→ **SUPPLIED MATERIAL**
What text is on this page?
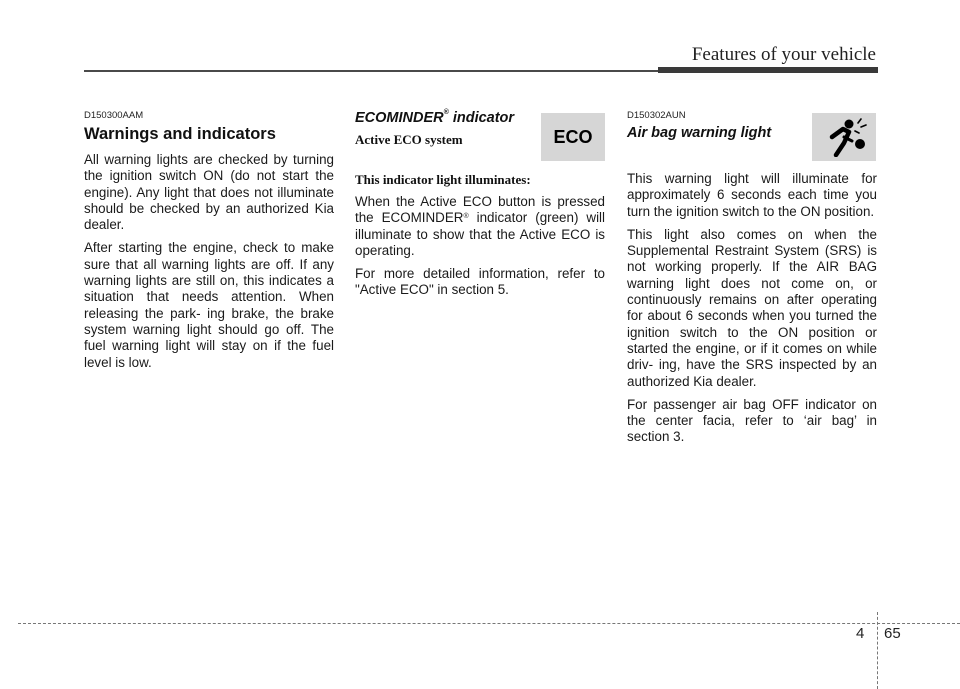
Features of your vehicle

D150300AAM

Warnings and indicators

All warning lights are checked by turning the ignition switch ON (do not start the engine). Any light that does not illuminate should be checked by an authorized Kia dealer.

After starting the engine, check to make sure that all warning lights are off. If any warning lights are still on, this indicates a situation that needs attention. When releasing the park- ing brake, the brake system warning light should go off. The fuel warning light will stay on if the fuel level is low.

ECOMINDER® indicator

Active ECO system

This indicator light illuminates:

When the Active ECO button is pressed the ECOMINDER® indicator (green) will illuminate to show that the Active ECO is operating.

For more detailed information, refer to "Active ECO" in section 5.

ECO

D150302AUN

Air bag warning light

This warning light will illuminate for approximately 6 seconds each time you turn the ignition switch to the ON position.

This light also comes on when the Supplemental Restraint System (SRS) is not working properly. If the AIR BAG warning light does not come on, or continuously remains on after operating for about 6 seconds when you turned the ignition switch to the ON position or started the engine, or if it comes on while driv- ing, have the SRS inspected by an authorized Kia dealer.

For passenger air bag OFF indicator on the center facia, refer to ‘air bag’ in section 3.

4 65
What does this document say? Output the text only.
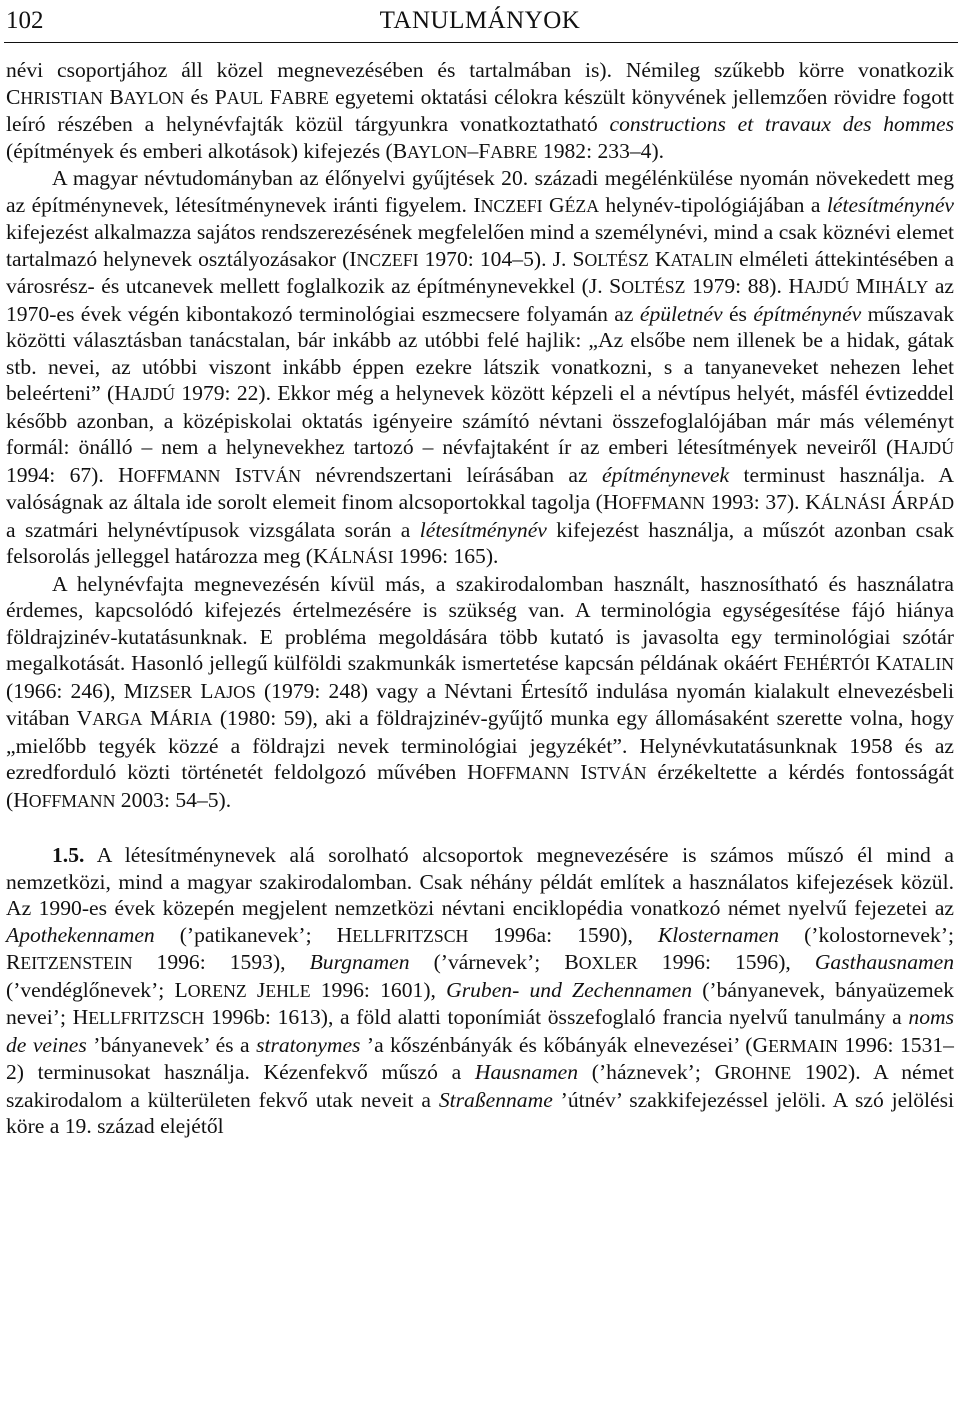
102	TANULMÁNYOK

névi csoportjához áll közel megnevezésében és tartalmában is). Némileg szűkebb körre vonatkozik CHRISTIAN BAYLON és PAUL FABRE egyetemi oktatási célokra készült könyvének jellemzően rövidre fogott leíró részében a helynévfajták közül tárgyunkra vonatkoztatható constructions et travaux des hommes (építmények és emberi alkotások) kifejezés (BAYLON–FABRE 1982: 233–4).

A magyar névtudományban az élőnyelvi gyűjtések 20. századi megélénkülése nyomán növekedett meg az építménynevek, létesítménynevek iránti figyelem. INCZEFI GÉZA helynév-tipológiájában a létesítménynév kifejezést alkalmazza sajátos rendszerezésének megfelelően mind a személynévi, mind a csak köznévi elemet tartalmazó helynevek osztályozásakor (INCZEFI 1970: 104–5). J. SOLTÉSZ KATALIN elméleti áttekintésében a városrész- és utcanevek mellett foglalkozik az építménynevekkel (J. SOLTÉSZ 1979: 88). HAJDÚ MIHÁLY az 1970-es évek végén kibontakozó terminológiai eszmecsere folyamán az épületnév és építménynév műszavak közötti választásban tanácstalan, bár inkább az utóbbi felé hajlik: „Az elsőbe nem illenek be a hidak, gátak stb. nevei, az utóbbi viszont inkább éppen ezekre látszik vonatkozni, s a tanyaneveket nehezen lehet beleérteni” (HAJDÚ 1979: 22). Ekkor még a helynevek között képzeli el a névtípus helyét, másfél évtizeddel később azonban, a középiskolai oktatás igényeire számító névtani összefoglalójában már más véleményt formál: önálló – nem a helynevekhez tartozó – névfajtaként ír az emberi létesítmények neveiről (HAJDÚ 1994: 67). HOFFMANN ISTVÁN névrendszertani leírásában az építménynevek terminust használja. A valóságnak az általa ide sorolt elemeit finom alcsoportokkal tagolja (HOFFMANN 1993: 37). KÁLNÁSI ÁRPÁD a szatmári helynévtípusok vizsgálata során a létesítménynév kifejezést használja, a műszót azonban csak felsorolás jelleggel határozza meg (KÁLNÁSI 1996: 165).

A helynévfajta megnevezésén kívül más, a szakirodalomban használt, hasznosítható és használatra érdemes, kapcsolódó kifejezés értelmezésére is szükség van. A terminológia egységesítése fájó hiánya földrajzinév-kutatásunknak. E probléma megoldására több kutató is javasolta egy terminológiai szótár megalkotását. Hasonló jellegű külföldi szakmunkák ismertetése kapcsán példának okáért FEHÉRTÓI KATALIN (1966: 246), MIZSER LAJOS (1979: 248) vagy a Névtani Értesítő indulása nyomán kialakult elnevezésbeli vitában VARGA MÁRIA (1980: 59), aki a földrajzinév-gyűjtő munka egy állomásaként szerette volna, hogy „mielőbb tegyék közzé a földrajzi nevek terminológiai jegyzékét”. Helynévkutatásunknak 1958 és az ezredforduló közti történetét feldolgozó művében HOFFMANN ISTVÁN érzékeltette a kérdés fontosságát (HOFFMANN 2003: 54–5).

1.5. A létesítménynevek alá sorolható alcsoportok megnevezésére is számos műszó él mind a nemzetközi, mind a magyar szakirodalomban. Csak néhány példát említek a használatos kifejezések közül. Az 1990-es évek közepén megjelent nemzetközi névtani enciklopédia vonatkozó német nyelvű fejezetei az Apothekennamen (’patikanevek’; HELLFRITZSCH 1996a: 1590), Klosternamen (’kolostornevek’; REITZENSTEIN 1996: 1593), Burgnamen (’várnevek’; BOXLER 1996: 1596), Gasthausnamen (’vendéglőnevek’; LORENZ JEHLE 1996: 1601), Gruben- und Zechennamen (’bányanevek, bányaüzemek nevei’; HELLFRITZSCH 1996b: 1613), a föld alatti toponímiát összefoglaló francia nyelvű tanulmány a noms de veines ’bányanevek’ és a stratonymes ’a kőszénbányák és kőbányák elnevezései’ (GERMAIN 1996: 1531–2) terminusokat használja. Kézenfekvő műszó a Hausnamen (’háznevek’; GROHNE 1902). A német szakirodalom a külterületen fekvő utak neveit a Straßenname ’útnév’ szakkifejezéssel jelöli. A szó jelölési köre a 19. század elejétől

→ **EXERCISE INSTRUCTIONS**
Retype all the records shown above, character for character. Omit every picture.

→ **PROBLEM SOLUTION**
What text is on this page?
Features of your vehicle

D150300AAM

Warnings and indicators

All warning lights are checked by turning the ignition switch ON (do not start the engine). Any light that does not illuminate should be checked by an authorized Kia dealer.

After starting the engine, check to make sure that all warning lights are off. If any warning lights are still on, this indicates a situation that needs attention. When releasing the park- ing brake, the brake system warning light should go off. The fuel warning light will stay on if the fuel level is low.

ECOMINDER® indicator

Active ECO system

This indicator light illuminates:

When the Active ECO button is pressed the ECOMINDER® indicator (green) will illuminate to show that the Active ECO is operating.

For more detailed information, refer to "Active ECO" in section 5.

ECO

D150302AUN

Air bag warning light

This warning light will illuminate for approximately 6 seconds each time you turn the ignition switch to the ON position.

This light also comes on when the Supplemental Restraint System (SRS) is not working properly. If the AIR BAG warning light does not come on, or continuously remains on after operating for about 6 seconds when you turned the ignition switch to the ON position or started the engine, or if it comes on while driv- ing, have the SRS inspected by an authorized Kia dealer.

For passenger air bag OFF indicator on the center facia, refer to ‘air bag’ in section 3.

4 65
What does this document say? Output the text only.
102	TANULMÁNYOK

névi csoportjához áll közel megnevezésében és tartalmában is). Némileg szűkebb körre vonatkozik CHRISTIAN BAYLON és PAUL FABRE egyetemi oktatási célokra készült könyvének jellemzően rövidre fogott leíró részében a helynévfajták közül tárgyunkra vonatkoztatható constructions et travaux des hommes (építmények és emberi alkotások) kifejezés (BAYLON–FABRE 1982: 233–4).

A magyar névtudományban az élőnyelvi gyűjtések 20. századi megélénkülése nyomán növekedett meg az építménynevek, létesítménynevek iránti figyelem. INCZEFI GÉZA helynév-tipológiájában a létesítménynév kifejezést alkalmazza sajátos rendszerezésének megfelelően mind a személynévi, mind a csak köznévi elemet tartalmazó helynevek osztályozásakor (INCZEFI 1970: 104–5). J. SOLTÉSZ KATALIN elméleti áttekintésében a városrész- és utcanevek mellett foglalkozik az építménynevekkel (J. SOLTÉSZ 1979: 88). HAJDÚ MIHÁLY az 1970-es évek végén kibontakozó terminológiai eszmecsere folyamán az épületnév és építménynév műszavak közötti választásban tanácstalan, bár inkább az utóbbi felé hajlik: „Az elsőbe nem illenek be a hidak, gátak stb. nevei, az utóbbi viszont inkább éppen ezekre látszik vonatkozni, s a tanyaneveket nehezen lehet beleérteni” (HAJDÚ 1979: 22). Ekkor még a helynevek között képzeli el a névtípus helyét, másfél évtizeddel később azonban, a középiskolai oktatás igényeire számító névtani összefoglalójában már más véleményt formál: önálló – nem a helynevekhez tartozó – névfajtaként ír az emberi létesítmények neveiről (HAJDÚ 1994: 67). HOFFMANN ISTVÁN névrendszertani leírásában az építménynevek terminust használja. A valóságnak az általa ide sorolt elemeit finom alcsoportokkal tagolja (HOFFMANN 1993: 37). KÁLNÁSI ÁRPÁD a szatmári helynévtípusok vizsgálata során a létesítménynév kifejezést használja, a műszót azonban csak felsorolás jelleggel határozza meg (KÁLNÁSI 1996: 165).

A helynévfajta megnevezésén kívül más, a szakirodalomban használt, hasznosítható és használatra érdemes, kapcsolódó kifejezés értelmezésére is szükség van. A terminológia egységesítése fájó hiánya földrajzinév-kutatásunknak. E probléma megoldására több kutató is javasolta egy terminológiai szótár megalkotását. Hasonló jellegű külföldi szakmunkák ismertetése kapcsán példának okáért FEHÉRTÓI KATALIN (1966: 246), MIZSER LAJOS (1979: 248) vagy a Névtani Értesítő indulása nyomán kialakult elnevezésbeli vitában VARGA MÁRIA (1980: 59), aki a földrajzinév-gyűjtő munka egy állomásaként szerette volna, hogy „mielőbb tegyék közzé a földrajzi nevek terminológiai jegyzékét”. Helynévkutatásunknak 1958 és az ezredforduló közti történetét feldolgozó művében HOFFMANN ISTVÁN érzékeltette a kérdés fontosságát (HOFFMANN 2003: 54–5).

1.5. A létesítménynevek alá sorolható alcsoportok megnevezésére is számos műszó él mind a nemzetközi, mind a magyar szakirodalomban. Csak néhány példát említek a használatos kifejezések közül. Az 1990-es évek közepén megjelent nemzetközi névtani enciklopédia vonatkozó német nyelvű fejezetei az Apothekennamen (’patikanevek’; HELLFRITZSCH 1996a: 1590), Klosternamen (’kolostornevek’; REITZENSTEIN 1996: 1593), Burgnamen (’várnevek’; BOXLER 1996: 1596), Gasthausnamen (’vendéglőnevek’; LORENZ JEHLE 1996: 1601), Gruben- und Zechennamen (’bányanevek, bányaüzemek nevei’; HELLFRITZSCH 1996b: 1613), a föld alatti toponímiát összefoglaló francia nyelvű tanulmány a noms de veines ’bányanevek’ és a stratonymes ’a kőszénbányák és kőbányák elnevezései’ (GERMAIN 1996: 1531–2) terminusokat használja. Kézenfekvő műszó a Hausnamen (’háznevek’; GROHNE 1902). A német szakirodalom a külterületen fekvő utak neveit a Straßenname ’útnév’ szakkifejezéssel jelöli. A szó jelölési köre a 19. század elejétől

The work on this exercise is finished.